## DESCRIPTION OF THE TASK
Pictures do not belong in your copy. Repeat all the other data exactly.

## THE DATA

------------------------------------

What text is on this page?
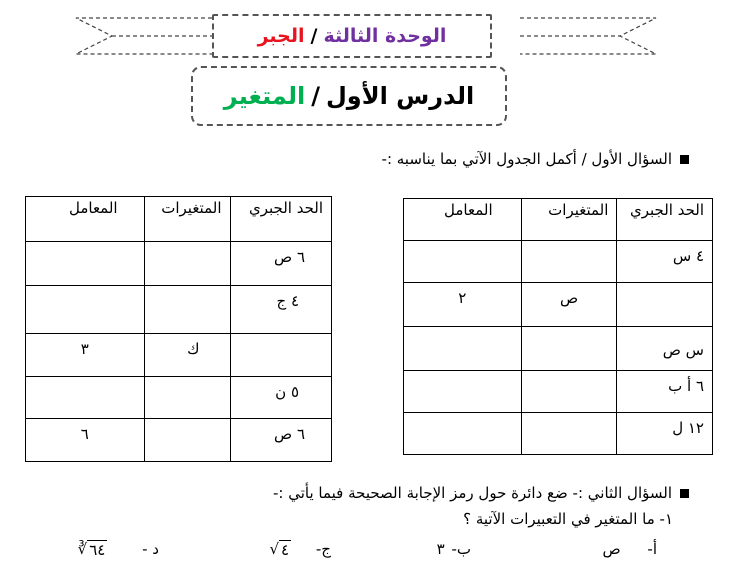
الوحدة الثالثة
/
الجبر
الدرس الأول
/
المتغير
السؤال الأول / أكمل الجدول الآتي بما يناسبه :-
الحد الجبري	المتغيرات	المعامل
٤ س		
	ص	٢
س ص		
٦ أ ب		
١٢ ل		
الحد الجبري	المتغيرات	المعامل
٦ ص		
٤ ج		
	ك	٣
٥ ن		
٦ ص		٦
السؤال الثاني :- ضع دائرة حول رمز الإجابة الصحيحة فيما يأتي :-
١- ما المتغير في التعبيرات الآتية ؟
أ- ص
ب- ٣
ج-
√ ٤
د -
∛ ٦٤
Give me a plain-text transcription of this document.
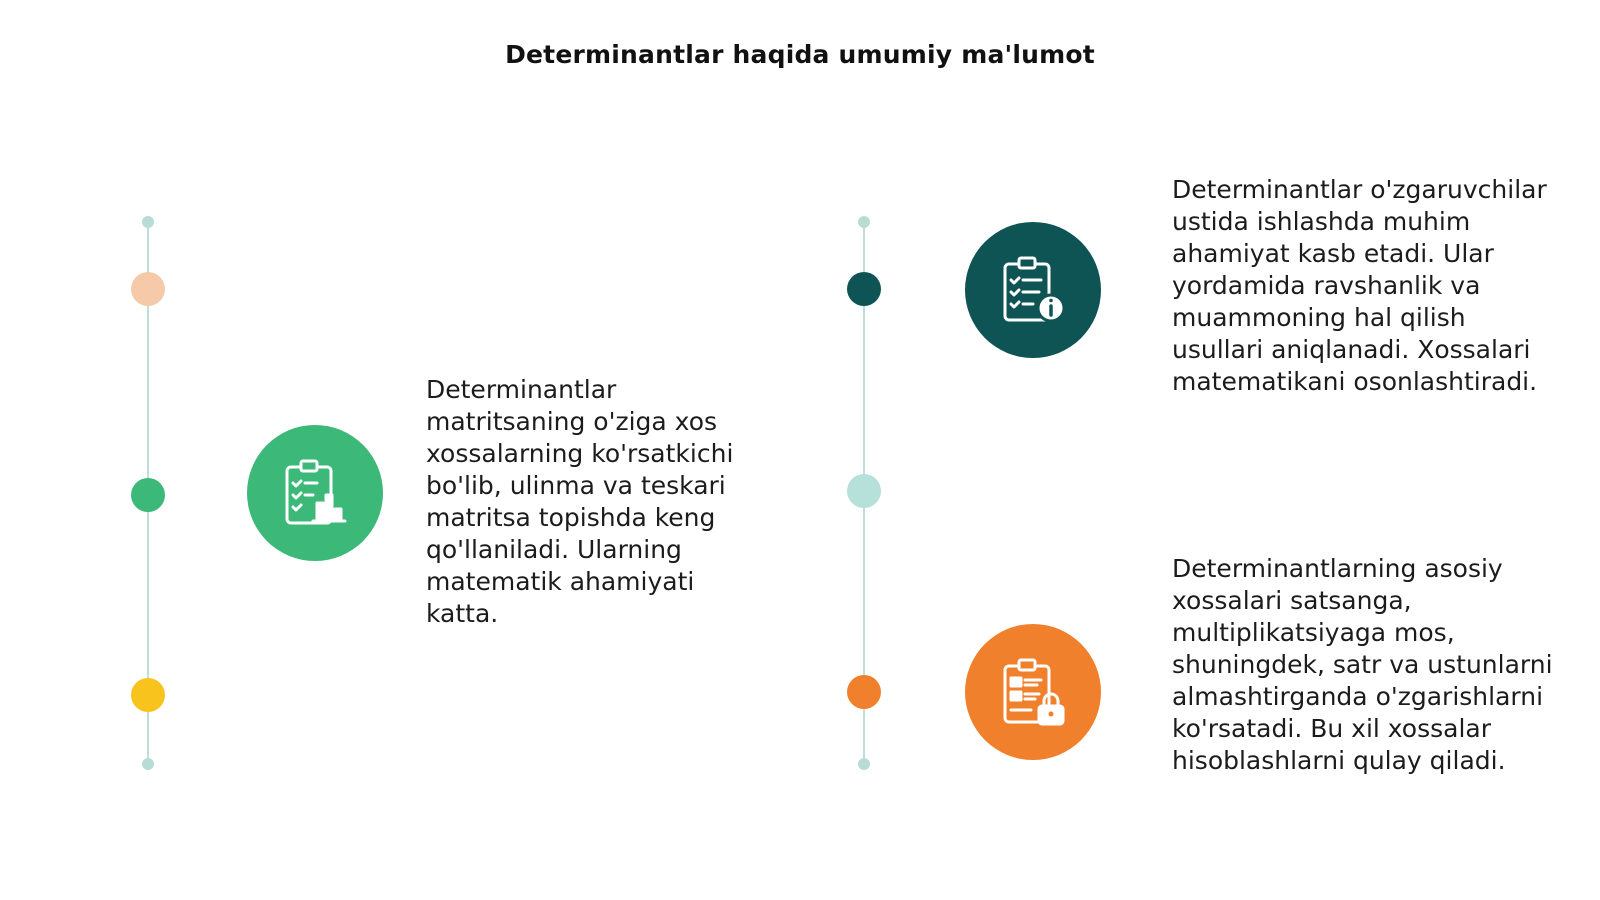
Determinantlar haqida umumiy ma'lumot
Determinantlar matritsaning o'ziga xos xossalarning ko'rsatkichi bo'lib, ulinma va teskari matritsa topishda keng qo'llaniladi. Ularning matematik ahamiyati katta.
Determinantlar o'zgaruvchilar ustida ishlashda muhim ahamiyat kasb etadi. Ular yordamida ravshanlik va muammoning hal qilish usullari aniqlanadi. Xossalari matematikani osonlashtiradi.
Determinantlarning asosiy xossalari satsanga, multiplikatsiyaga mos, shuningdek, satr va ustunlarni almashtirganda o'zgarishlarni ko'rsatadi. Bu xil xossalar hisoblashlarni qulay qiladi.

------------------------------------

## COMPLETED EXERCISE
What text is on this page?
الوحدة الثالثة
/
الجبر
الدرس الأول
/
المتغير
السؤال الأول / أكمل الجدول الآتي بما يناسبه :-
الحد الجبري	المتغيرات	المعامل
٤ س		
	ص	٢
س ص		
٦ أ ب		
١٢ ل		
الحد الجبري	المتغيرات	المعامل
٦ ص		
٤ ج		
	ك	٣
٥ ن		
٦ ص		٦
السؤال الثاني :- ضع دائرة حول رمز الإجابة الصحيحة فيما يأتي :-
١- ما المتغير في التعبيرات الآتية ؟
أ- ص
ب- ٣
ج-
√ ٤
د -
∛ ٦٤
Give me a plain-text transcription of this document.
Determinantlar haqida umumiy ma'lumot
Determinantlar matritsaning o'ziga xos xossalarning ko'rsatkichi bo'lib, ulinma va teskari matritsa topishda keng qo'llaniladi. Ularning matematik ahamiyati katta.
Determinantlar o'zgaruvchilar ustida ishlashda muhim ahamiyat kasb etadi. Ular yordamida ravshanlik va muammoning hal qilish usullari aniqlanadi. Xossalari matematikani osonlashtiradi.
Determinantlarning asosiy xossalari satsanga, multiplikatsiyaga mos, shuningdek, satr va ustunlarni almashtirganda o'zgarishlarni ko'rsatadi. Bu xil xossalar hisoblashlarni qulay qiladi.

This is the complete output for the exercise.